## Les lignes:
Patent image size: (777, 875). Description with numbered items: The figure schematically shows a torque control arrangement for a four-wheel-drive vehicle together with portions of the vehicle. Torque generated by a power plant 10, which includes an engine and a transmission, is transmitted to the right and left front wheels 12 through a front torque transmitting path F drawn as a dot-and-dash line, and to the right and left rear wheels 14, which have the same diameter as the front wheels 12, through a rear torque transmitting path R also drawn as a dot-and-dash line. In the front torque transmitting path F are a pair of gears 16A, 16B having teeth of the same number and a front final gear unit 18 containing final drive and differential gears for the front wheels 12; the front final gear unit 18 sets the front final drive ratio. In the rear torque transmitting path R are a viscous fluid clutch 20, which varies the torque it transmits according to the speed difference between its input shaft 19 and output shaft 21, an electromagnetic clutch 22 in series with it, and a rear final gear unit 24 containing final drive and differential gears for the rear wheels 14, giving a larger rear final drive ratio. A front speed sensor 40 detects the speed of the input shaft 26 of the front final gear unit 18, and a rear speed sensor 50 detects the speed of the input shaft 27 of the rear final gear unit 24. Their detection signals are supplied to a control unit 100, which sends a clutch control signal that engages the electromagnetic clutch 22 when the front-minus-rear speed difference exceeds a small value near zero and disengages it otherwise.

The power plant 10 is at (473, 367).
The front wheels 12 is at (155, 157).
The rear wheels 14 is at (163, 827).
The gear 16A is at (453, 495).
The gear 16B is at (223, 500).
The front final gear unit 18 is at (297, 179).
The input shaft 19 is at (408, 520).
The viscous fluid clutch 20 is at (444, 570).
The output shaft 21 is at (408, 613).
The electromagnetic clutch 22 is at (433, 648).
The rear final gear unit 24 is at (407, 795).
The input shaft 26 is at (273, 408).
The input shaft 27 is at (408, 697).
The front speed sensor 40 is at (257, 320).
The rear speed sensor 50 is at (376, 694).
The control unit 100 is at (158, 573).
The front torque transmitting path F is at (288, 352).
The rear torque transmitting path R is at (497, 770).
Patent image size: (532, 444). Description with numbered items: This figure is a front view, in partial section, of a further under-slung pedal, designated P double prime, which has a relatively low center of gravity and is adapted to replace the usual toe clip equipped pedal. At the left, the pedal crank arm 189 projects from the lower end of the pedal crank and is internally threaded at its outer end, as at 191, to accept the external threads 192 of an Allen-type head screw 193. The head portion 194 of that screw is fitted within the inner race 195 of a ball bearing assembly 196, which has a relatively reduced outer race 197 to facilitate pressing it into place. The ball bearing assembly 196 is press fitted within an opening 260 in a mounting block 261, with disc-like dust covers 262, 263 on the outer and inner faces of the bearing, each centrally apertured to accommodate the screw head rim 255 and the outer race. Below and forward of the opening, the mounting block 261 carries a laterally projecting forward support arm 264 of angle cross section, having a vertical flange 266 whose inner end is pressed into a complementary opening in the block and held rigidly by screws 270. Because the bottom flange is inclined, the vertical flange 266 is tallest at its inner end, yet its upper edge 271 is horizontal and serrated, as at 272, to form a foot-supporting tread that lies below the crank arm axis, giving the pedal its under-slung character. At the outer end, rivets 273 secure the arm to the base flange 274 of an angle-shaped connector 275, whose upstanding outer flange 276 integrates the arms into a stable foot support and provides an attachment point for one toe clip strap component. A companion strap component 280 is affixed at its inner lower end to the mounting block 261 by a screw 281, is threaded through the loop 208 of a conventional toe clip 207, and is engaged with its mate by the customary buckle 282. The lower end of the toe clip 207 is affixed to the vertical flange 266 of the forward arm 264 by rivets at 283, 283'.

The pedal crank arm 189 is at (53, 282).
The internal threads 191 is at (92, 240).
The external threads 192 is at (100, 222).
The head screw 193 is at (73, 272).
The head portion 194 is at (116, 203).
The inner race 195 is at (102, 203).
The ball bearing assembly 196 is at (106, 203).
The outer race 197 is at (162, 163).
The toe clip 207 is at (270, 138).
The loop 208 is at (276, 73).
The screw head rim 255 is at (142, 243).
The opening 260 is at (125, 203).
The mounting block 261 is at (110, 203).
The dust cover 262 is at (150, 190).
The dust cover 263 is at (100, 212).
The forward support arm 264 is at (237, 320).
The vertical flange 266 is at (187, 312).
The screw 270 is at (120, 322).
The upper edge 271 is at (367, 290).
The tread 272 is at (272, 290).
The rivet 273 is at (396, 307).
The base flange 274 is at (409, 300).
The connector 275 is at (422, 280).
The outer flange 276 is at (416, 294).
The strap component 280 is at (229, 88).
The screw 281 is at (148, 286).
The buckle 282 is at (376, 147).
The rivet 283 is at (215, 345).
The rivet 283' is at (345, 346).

## Énoncé:
Combien de lignes ci-dessus contiennent le mot « mounting », en respectant la casse ? Donnez uniquement ce nombre.

## Résultat:
2